(Dataset records)
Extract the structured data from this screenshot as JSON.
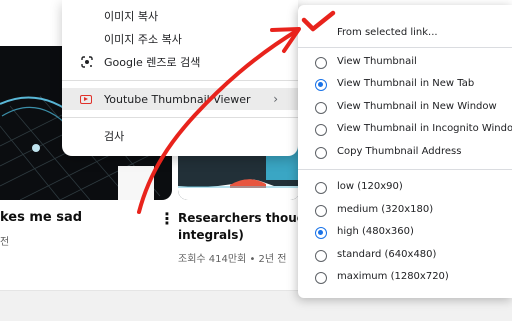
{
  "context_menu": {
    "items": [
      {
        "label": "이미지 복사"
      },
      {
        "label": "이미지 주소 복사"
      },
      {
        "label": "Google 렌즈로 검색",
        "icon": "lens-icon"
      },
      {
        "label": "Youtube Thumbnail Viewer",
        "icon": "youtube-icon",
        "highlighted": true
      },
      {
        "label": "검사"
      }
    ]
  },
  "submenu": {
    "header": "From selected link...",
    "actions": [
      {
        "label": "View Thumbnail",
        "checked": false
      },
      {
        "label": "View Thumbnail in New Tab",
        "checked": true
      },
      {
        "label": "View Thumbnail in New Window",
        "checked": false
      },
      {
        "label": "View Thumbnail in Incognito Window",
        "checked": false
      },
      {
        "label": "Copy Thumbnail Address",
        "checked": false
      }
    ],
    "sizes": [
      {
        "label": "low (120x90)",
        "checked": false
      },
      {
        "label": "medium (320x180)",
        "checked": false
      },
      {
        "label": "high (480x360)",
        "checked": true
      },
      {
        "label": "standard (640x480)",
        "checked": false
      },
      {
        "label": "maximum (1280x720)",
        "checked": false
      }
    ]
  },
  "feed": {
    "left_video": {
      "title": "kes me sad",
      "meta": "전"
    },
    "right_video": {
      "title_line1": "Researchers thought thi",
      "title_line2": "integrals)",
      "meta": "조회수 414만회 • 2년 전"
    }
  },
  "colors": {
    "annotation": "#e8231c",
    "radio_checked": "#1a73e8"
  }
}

◆ **What is required**: Read the entries and select each line where the word "Thumbnail" is found.

◆ **Result below**:
        "label": "Youtube Thumbnail Viewer",
        "label": "View Thumbnail",
        "label": "View Thumbnail in New Tab",
        "label": "View Thumbnail in New Window",
        "label": "View Thumbnail in Incognito Window",
        "label": "Copy Thumbnail Address",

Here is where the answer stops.